_DATA FOR THIS EXERCISE_
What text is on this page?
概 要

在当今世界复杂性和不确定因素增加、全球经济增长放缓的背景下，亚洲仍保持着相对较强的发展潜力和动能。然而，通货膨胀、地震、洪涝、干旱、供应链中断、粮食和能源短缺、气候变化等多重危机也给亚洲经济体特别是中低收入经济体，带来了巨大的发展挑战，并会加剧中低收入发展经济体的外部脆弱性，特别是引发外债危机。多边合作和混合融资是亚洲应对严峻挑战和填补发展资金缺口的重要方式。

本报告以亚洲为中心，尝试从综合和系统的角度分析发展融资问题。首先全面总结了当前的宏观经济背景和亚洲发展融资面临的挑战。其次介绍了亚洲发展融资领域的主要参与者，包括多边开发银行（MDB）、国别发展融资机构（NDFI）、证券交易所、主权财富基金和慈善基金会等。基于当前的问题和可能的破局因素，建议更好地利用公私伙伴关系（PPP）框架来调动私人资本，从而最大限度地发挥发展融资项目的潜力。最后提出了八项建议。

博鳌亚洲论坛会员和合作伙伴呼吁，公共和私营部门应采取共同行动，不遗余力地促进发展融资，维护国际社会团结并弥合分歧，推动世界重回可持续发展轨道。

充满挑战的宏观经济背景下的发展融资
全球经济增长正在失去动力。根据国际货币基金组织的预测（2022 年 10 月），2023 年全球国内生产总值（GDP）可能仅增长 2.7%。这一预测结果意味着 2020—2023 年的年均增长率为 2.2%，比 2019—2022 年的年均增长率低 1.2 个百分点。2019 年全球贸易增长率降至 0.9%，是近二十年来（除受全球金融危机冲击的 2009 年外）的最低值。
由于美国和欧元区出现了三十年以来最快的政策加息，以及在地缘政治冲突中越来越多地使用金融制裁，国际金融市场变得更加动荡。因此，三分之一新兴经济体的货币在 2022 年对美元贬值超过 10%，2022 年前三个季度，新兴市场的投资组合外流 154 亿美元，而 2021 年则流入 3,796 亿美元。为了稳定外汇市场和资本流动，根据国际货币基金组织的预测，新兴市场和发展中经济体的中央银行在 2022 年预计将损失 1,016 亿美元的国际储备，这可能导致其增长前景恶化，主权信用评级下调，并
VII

_STATED GOAL_
Extract the data exactly as given.

_FINAL RESULT_
What text is on this page?
概 要

在当今世界复杂性和不确定因素增加、全球经济增长放缓的背景下，亚洲仍保持着相对较强的发展潜力和动能。然而，通货膨胀、地震、洪涝、干旱、供应链中断、粮食和能源短缺、气候变化等多重危机也给亚洲经济体特别是中低收入经济体，带来了巨大的发展挑战，并会加剧中低收入发展经济体的外部脆弱性，特别是引发外债危机。多边合作和混合融资是亚洲应对严峻挑战和填补发展资金缺口的重要方式。

本报告以亚洲为中心，尝试从综合和系统的角度分析发展融资问题。首先全面总结了当前的宏观经济背景和亚洲发展融资面临的挑战。其次介绍了亚洲发展融资领域的主要参与者，包括多边开发银行（MDB）、国别发展融资机构（NDFI）、证券交易所、主权财富基金和慈善基金会等。基于当前的问题和可能的破局因素，建议更好地利用公私伙伴关系（PPP）框架来调动私人资本，从而最大限度地发挥发展融资项目的潜力。最后提出了八项建议。

博鳌亚洲论坛会员和合作伙伴呼吁，公共和私营部门应采取共同行动，不遗余力地促进发展融资，维护国际社会团结并弥合分歧，推动世界重回可持续发展轨道。

充满挑战的宏观经济背景下的发展融资
全球经济增长正在失去动力。根据国际货币基金组织的预测（2022 年 10 月），2023 年全球国内生产总值（GDP）可能仅增长 2.7%。这一预测结果意味着 2020—2023 年的年均增长率为 2.2%，比 2019—2022 年的年均增长率低 1.2 个百分点。2019 年全球贸易增长率降至 0.9%，是近二十年来（除受全球金融危机冲击的 2009 年外）的最低值。
由于美国和欧元区出现了三十年以来最快的政策加息，以及在地缘政治冲突中越来越多地使用金融制裁，国际金融市场变得更加动荡。因此，三分之一新兴经济体的货币在 2022 年对美元贬值超过 10%，2022 年前三个季度，新兴市场的投资组合外流 154 亿美元，而 2021 年则流入 3,796 亿美元。为了稳定外汇市场和资本流动，根据国际货币基金组织的预测，新兴市场和发展中经济体的中央银行在 2022 年预计将损失 1,016 亿美元的国际储备，这可能导致其增长前景恶化，主权信用评级下调，并
VII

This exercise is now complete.